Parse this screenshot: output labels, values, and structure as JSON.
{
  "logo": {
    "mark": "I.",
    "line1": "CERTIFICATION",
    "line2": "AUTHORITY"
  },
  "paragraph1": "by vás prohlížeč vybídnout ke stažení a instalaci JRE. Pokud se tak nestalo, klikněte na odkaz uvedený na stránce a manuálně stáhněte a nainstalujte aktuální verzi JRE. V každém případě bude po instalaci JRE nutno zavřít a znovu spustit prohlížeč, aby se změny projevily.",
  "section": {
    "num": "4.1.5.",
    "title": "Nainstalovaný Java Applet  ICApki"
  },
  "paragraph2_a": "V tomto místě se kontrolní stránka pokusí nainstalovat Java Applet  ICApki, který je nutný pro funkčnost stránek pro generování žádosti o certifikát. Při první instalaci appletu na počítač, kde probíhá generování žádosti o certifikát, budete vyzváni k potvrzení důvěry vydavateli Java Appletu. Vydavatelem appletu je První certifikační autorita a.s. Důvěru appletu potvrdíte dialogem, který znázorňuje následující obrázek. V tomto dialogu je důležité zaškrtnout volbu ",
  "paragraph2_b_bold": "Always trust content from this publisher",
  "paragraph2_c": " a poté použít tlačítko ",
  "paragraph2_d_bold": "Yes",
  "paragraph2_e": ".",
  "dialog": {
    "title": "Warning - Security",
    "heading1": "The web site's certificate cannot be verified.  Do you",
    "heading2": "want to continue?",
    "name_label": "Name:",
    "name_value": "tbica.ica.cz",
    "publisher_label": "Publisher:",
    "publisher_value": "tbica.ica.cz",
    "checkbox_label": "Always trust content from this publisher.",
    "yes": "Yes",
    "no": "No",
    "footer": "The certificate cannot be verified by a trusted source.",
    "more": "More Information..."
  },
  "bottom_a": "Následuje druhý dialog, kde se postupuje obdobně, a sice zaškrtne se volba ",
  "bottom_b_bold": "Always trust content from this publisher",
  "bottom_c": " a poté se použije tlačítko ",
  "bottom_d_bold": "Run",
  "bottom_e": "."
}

--

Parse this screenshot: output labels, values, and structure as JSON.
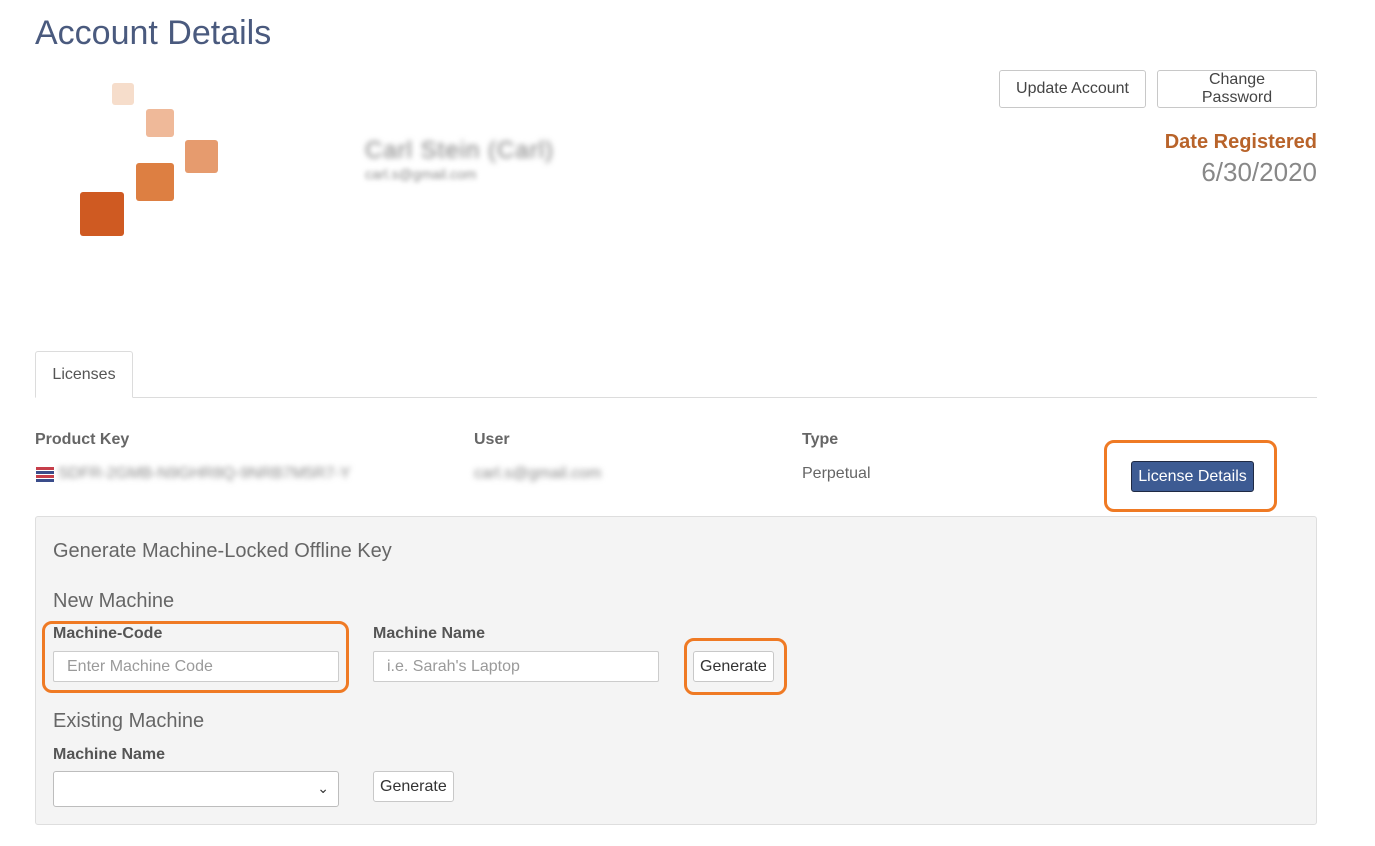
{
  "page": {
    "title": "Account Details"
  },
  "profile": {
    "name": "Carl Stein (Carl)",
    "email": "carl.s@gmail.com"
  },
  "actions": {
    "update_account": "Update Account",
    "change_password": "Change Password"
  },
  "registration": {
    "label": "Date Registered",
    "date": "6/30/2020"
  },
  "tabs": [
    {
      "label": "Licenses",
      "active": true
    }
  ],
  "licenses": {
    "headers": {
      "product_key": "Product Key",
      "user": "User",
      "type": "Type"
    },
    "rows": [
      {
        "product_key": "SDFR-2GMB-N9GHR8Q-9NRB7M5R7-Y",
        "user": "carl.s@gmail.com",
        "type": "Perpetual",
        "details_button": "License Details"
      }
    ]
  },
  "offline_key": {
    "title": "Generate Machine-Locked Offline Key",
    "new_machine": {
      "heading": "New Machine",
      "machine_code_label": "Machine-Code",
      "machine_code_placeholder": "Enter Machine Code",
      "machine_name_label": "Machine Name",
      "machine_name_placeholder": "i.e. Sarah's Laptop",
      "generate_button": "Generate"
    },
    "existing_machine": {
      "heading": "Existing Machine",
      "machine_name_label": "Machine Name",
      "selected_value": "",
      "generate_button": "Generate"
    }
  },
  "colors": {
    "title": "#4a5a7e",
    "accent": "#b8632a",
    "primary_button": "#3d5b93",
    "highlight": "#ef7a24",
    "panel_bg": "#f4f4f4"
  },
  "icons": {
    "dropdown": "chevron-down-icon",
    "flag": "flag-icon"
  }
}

## THE PROBLEM
From the material, report only how many lines include the word "Applet".

## ANSWER TO THE EXERCISE
2